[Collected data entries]
============
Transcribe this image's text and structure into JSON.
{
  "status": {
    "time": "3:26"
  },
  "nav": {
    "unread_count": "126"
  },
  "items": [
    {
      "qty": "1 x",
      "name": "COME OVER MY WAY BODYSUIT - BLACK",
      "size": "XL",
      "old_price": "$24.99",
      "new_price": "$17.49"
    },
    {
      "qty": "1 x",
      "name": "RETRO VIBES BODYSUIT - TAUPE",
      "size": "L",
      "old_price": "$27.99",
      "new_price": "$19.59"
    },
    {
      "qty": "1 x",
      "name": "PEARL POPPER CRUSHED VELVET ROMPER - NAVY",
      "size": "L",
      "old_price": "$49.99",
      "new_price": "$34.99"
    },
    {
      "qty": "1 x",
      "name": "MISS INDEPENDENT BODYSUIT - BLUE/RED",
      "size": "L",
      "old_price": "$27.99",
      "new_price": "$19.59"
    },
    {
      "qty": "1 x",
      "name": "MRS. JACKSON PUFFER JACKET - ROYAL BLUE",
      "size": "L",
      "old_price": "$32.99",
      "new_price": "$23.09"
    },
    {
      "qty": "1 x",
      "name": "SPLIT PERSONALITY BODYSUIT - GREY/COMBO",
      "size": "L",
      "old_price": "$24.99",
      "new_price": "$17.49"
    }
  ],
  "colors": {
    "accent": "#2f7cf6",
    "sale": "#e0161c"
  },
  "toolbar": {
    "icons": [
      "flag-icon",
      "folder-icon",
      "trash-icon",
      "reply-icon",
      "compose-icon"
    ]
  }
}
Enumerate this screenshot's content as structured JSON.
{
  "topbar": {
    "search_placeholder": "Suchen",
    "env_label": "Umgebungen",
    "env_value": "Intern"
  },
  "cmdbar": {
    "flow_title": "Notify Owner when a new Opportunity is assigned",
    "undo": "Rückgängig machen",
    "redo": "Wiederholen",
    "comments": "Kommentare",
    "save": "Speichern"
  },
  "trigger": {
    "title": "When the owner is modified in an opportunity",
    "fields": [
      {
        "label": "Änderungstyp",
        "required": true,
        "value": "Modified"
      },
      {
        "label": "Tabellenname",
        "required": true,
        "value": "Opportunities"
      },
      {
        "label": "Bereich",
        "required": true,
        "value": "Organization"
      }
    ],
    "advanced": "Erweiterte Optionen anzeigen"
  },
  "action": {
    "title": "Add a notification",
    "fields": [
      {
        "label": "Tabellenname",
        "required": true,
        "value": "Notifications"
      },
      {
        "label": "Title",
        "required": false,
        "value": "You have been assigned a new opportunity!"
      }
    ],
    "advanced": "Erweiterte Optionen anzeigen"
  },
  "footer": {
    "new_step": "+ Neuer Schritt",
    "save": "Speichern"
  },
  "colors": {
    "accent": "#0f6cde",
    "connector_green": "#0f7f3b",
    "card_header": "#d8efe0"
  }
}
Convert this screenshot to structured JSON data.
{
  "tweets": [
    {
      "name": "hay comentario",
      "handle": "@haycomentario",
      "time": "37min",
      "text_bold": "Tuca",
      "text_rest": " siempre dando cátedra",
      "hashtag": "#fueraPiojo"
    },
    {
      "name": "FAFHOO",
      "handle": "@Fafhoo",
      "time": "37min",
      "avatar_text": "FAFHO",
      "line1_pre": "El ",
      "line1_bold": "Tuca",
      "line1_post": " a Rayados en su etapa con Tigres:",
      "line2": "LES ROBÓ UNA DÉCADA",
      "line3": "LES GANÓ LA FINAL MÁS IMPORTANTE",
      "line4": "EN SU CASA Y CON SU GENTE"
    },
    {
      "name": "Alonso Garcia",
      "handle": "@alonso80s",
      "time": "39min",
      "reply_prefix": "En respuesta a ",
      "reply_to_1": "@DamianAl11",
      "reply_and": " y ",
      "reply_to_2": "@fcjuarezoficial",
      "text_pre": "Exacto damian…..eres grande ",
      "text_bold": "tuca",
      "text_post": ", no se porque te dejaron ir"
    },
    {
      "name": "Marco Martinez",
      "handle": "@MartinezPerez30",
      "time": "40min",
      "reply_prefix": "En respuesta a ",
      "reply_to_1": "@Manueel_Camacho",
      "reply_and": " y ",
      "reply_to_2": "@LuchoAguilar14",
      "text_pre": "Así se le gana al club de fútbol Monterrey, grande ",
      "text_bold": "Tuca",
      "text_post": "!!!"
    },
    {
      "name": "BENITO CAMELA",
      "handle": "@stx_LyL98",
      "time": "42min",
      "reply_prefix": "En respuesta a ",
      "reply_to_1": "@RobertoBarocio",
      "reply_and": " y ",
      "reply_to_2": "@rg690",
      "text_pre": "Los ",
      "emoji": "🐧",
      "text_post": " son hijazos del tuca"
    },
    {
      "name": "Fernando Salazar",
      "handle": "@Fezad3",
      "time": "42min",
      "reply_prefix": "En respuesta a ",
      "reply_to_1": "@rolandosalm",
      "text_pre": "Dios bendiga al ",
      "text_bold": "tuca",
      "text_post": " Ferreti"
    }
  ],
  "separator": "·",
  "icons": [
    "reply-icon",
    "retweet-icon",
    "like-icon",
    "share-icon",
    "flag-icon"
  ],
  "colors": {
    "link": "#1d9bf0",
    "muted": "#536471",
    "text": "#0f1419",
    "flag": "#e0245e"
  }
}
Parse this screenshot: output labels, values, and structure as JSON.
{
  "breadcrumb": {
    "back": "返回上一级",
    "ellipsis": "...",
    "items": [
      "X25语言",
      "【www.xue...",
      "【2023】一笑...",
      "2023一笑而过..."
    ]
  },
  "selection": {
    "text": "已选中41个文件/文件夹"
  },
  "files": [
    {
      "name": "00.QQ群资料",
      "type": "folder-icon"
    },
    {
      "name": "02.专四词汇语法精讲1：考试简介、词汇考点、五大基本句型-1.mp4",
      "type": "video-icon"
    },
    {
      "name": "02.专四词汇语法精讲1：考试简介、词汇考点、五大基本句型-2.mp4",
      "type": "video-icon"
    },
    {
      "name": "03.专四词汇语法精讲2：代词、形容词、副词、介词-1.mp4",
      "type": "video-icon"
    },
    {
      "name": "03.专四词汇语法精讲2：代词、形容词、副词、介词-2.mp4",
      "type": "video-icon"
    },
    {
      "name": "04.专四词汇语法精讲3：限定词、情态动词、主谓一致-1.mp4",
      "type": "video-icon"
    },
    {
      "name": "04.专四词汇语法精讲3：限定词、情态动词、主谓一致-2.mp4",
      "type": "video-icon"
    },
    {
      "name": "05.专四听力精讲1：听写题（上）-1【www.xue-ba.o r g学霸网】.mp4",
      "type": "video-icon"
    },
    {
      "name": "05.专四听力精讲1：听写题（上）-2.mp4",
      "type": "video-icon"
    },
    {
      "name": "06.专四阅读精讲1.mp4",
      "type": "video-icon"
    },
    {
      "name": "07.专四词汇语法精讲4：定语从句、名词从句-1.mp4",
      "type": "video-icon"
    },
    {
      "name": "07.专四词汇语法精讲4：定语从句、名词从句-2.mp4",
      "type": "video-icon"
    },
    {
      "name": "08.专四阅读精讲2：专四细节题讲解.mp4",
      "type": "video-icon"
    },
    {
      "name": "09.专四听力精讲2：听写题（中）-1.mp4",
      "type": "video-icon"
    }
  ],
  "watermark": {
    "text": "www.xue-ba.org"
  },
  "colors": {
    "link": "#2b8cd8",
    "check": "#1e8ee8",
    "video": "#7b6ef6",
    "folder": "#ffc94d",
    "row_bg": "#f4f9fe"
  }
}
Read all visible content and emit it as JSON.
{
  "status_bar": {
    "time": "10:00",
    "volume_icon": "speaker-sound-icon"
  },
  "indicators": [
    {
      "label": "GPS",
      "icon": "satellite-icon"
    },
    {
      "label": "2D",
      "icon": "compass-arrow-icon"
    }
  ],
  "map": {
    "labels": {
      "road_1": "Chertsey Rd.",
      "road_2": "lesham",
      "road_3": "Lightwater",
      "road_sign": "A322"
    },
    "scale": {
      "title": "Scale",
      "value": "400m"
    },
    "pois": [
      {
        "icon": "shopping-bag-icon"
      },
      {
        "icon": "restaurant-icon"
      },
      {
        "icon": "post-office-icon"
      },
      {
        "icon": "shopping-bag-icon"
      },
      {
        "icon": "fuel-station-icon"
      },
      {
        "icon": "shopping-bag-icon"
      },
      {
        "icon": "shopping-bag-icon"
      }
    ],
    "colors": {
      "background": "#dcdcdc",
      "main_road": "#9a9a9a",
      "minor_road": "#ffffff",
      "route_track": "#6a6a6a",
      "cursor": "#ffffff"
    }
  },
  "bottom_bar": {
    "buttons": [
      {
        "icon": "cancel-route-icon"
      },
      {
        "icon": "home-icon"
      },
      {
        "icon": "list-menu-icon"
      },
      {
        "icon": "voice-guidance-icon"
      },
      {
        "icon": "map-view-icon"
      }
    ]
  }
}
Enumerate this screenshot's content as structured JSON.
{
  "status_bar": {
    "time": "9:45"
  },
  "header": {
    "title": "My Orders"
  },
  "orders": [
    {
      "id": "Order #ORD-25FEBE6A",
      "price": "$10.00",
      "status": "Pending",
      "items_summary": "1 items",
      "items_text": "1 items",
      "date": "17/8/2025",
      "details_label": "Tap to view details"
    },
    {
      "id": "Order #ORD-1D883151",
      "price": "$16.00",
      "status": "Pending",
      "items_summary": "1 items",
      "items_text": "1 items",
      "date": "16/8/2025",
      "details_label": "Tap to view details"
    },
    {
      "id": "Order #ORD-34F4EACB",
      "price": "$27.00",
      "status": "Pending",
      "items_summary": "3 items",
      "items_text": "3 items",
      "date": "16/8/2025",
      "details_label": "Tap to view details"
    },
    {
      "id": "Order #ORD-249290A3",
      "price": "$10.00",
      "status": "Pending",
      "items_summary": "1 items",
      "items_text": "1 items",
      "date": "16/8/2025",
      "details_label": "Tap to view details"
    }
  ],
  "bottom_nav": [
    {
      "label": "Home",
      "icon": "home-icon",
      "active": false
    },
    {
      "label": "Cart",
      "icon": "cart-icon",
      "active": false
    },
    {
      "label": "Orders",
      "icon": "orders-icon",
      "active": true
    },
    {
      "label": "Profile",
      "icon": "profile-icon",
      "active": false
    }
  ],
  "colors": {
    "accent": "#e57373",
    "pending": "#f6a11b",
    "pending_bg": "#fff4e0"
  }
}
============
Exercise instructions: The word "BLUE" may turn up on some lines of these records; say how many, with no other words.

Worked answer: 2